### [EXERCISE DETAILS]
Exactly reproduce the entries, dropping any pictures from your copy.

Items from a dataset
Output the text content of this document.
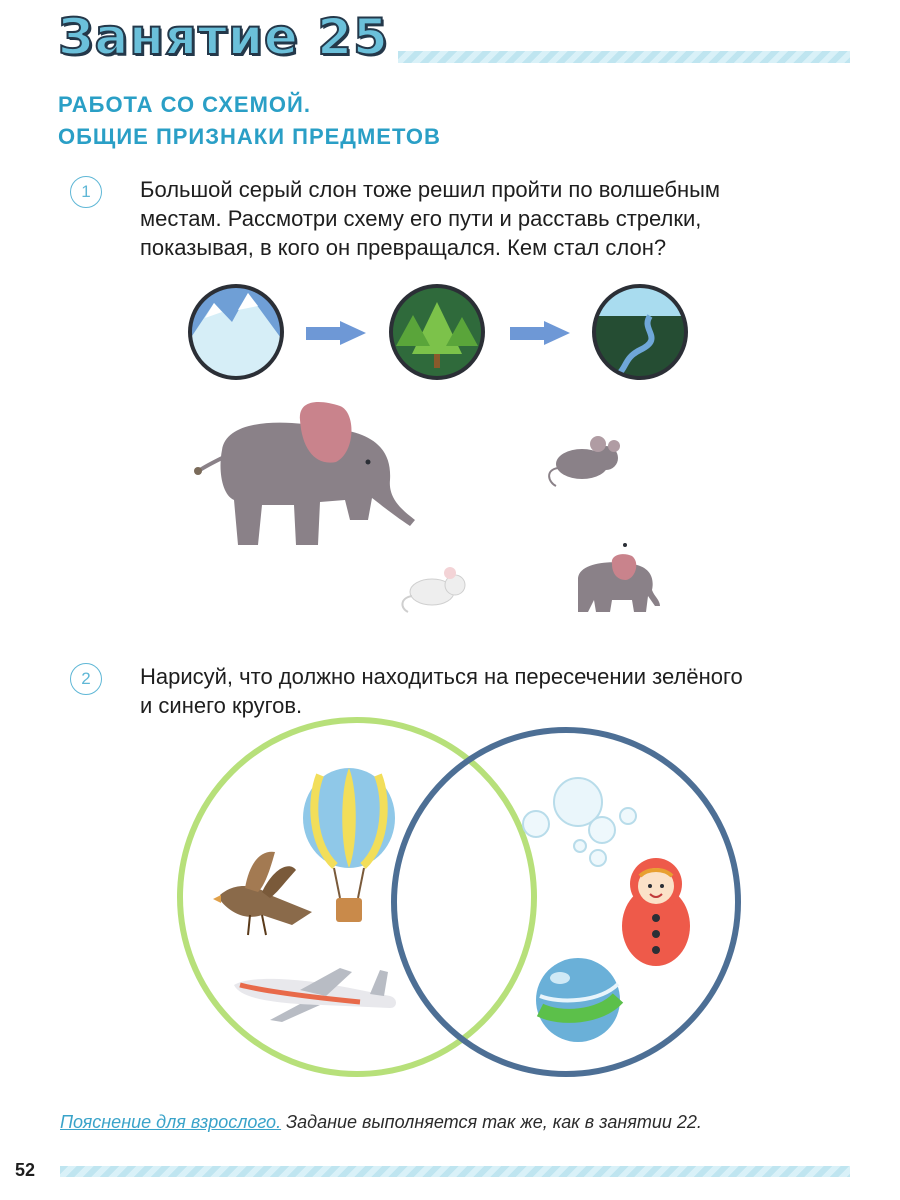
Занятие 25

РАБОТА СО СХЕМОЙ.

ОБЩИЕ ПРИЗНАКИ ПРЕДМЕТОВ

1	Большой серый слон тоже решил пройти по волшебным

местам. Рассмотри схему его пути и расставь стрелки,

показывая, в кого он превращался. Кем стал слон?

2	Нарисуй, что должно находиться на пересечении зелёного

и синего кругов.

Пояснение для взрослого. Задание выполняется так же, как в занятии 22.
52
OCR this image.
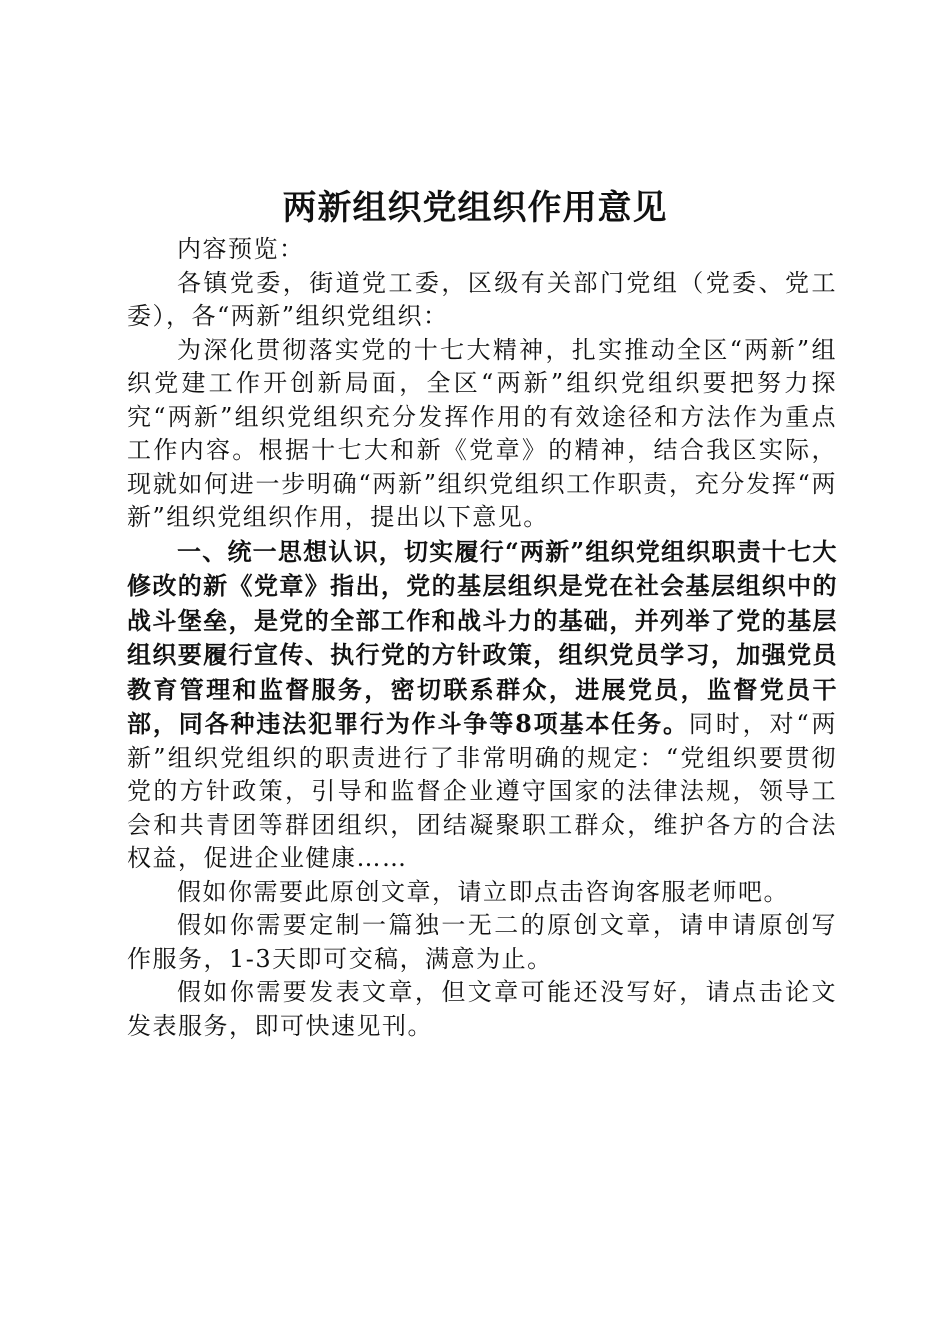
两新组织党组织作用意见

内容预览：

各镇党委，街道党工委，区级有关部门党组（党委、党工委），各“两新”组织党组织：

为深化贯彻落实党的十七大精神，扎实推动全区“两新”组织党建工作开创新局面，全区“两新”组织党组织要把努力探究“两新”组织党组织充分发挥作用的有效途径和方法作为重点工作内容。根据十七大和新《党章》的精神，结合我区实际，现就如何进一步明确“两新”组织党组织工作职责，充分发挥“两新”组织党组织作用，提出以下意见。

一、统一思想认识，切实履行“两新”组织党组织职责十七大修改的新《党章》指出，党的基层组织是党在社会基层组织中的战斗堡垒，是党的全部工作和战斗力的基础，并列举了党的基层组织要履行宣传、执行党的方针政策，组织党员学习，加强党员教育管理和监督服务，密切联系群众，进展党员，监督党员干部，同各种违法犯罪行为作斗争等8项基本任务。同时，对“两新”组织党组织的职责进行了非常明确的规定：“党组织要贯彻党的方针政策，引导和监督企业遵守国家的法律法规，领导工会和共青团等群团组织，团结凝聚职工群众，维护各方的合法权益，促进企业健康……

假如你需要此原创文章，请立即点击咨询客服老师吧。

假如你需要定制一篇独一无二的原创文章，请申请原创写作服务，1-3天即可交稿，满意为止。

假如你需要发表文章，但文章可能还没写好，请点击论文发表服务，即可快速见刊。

### [TASK RESPONSE]
Output the text content of this document.
Занятие 25

РАБОТА СО СХЕМОЙ.

ОБЩИЕ ПРИЗНАКИ ПРЕДМЕТОВ

1	Большой серый слон тоже решил пройти по волшебным

местам. Рассмотри схему его пути и расставь стрелки,

показывая, в кого он превращался. Кем стал слон?

2	Нарисуй, что должно находиться на пересечении зелёного

и синего кругов.

Пояснение для взрослого. Задание выполняется так же, как в занятии 22.
52
OCR this image.
两新组织党组织作用意见

内容预览：

各镇党委，街道党工委，区级有关部门党组（党委、党工委），各“两新”组织党组织：

为深化贯彻落实党的十七大精神，扎实推动全区“两新”组织党建工作开创新局面，全区“两新”组织党组织要把努力探究“两新”组织党组织充分发挥作用的有效途径和方法作为重点工作内容。根据十七大和新《党章》的精神，结合我区实际，现就如何进一步明确“两新”组织党组织工作职责，充分发挥“两新”组织党组织作用，提出以下意见。

一、统一思想认识，切实履行“两新”组织党组织职责十七大修改的新《党章》指出，党的基层组织是党在社会基层组织中的战斗堡垒，是党的全部工作和战斗力的基础，并列举了党的基层组织要履行宣传、执行党的方针政策，组织党员学习，加强党员教育管理和监督服务，密切联系群众，进展党员，监督党员干部，同各种违法犯罪行为作斗争等8项基本任务。同时，对“两新”组织党组织的职责进行了非常明确的规定：“党组织要贯彻党的方针政策，引导和监督企业遵守国家的法律法规，领导工会和共青团等群团组织，团结凝聚职工群众，维护各方的合法权益，促进企业健康……

假如你需要此原创文章，请立即点击咨询客服老师吧。

假如你需要定制一篇独一无二的原创文章，请申请原创写作服务，1-3天即可交稿，满意为止。

假如你需要发表文章，但文章可能还没写好，请点击论文发表服务，即可快速见刊。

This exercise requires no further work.